**GIVEN REQUEST:** From the listing below, extract every line containing "ylabel".
—————
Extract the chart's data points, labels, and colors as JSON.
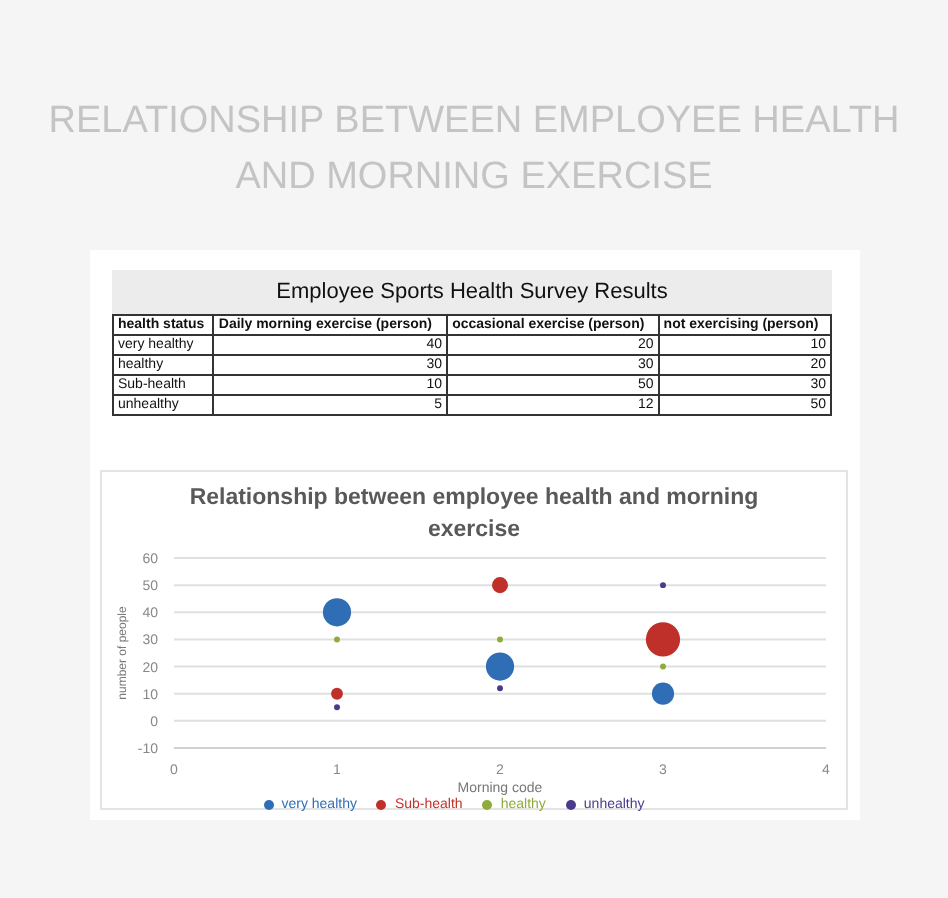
{
  "chart_data": [
    {
      "type": "other",
      "title": "Employee Sports Health Survey Results",
      "ylabel": "health status",
      "categories": [
        "very healthy",
        "healthy",
        "Sub-health",
        "unhealthy"
      ],
      "series": [
        {
          "name": "Daily morning exercise (person)",
          "values": [
            40,
            30,
            10,
            5
          ]
        },
        {
          "name": "occasional exercise (person)",
          "values": [
            20,
            30,
            50,
            12
          ]
        },
        {
          "name": "not exercising (person)",
          "values": [
            10,
            20,
            30,
            50
          ]
        }
      ],
      "data_labels": true
    },
    {
      "type": "bubble",
      "title": "Relationship between employee health and morning exercise",
      "subtitle": "RELATIONSHIP BETWEEN EMPLOYEE HEALTH AND MORNING EXERCISE",
      "xlabel": "Morning code",
      "ylabel": "number of people",
      "x": [
        1,
        2,
        3
      ],
      "series": [
        {
          "name": "very healthy",
          "color": "#2f6db5",
          "values": [
            40,
            20,
            10
          ],
          "sizes": [
            0.68,
            0.68,
            0.42
          ]
        },
        {
          "name": "Sub-health",
          "color": "#c0302a",
          "values": [
            10,
            50,
            30
          ],
          "sizes": [
            0.12,
            0.22,
            1
          ]
        },
        {
          "name": "healthy",
          "color": "#8fab3a",
          "values": [
            30,
            30,
            20
          ],
          "sizes": [
            0.03,
            0.03,
            0.03
          ]
        },
        {
          "name": "unhealthy",
          "color": "#4b3a8c",
          "values": [
            5,
            12,
            50
          ],
          "sizes": [
            0.03,
            0.03,
            0.03
          ]
        }
      ],
      "xlim": [
        0,
        4
      ],
      "xticks": [
        0,
        1,
        2,
        3,
        4
      ],
      "ylim": [
        -10,
        60
      ],
      "yticks": [
        -10,
        0,
        10,
        20,
        30,
        40,
        50,
        60
      ],
      "grid": "y",
      "legend": "bottom",
      "marker": "circle"
    }
  ]
}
—————
**OUTPUT FOR THIS EXERCISE:**
      "ylabel": "health status",
      "ylabel": "number of people",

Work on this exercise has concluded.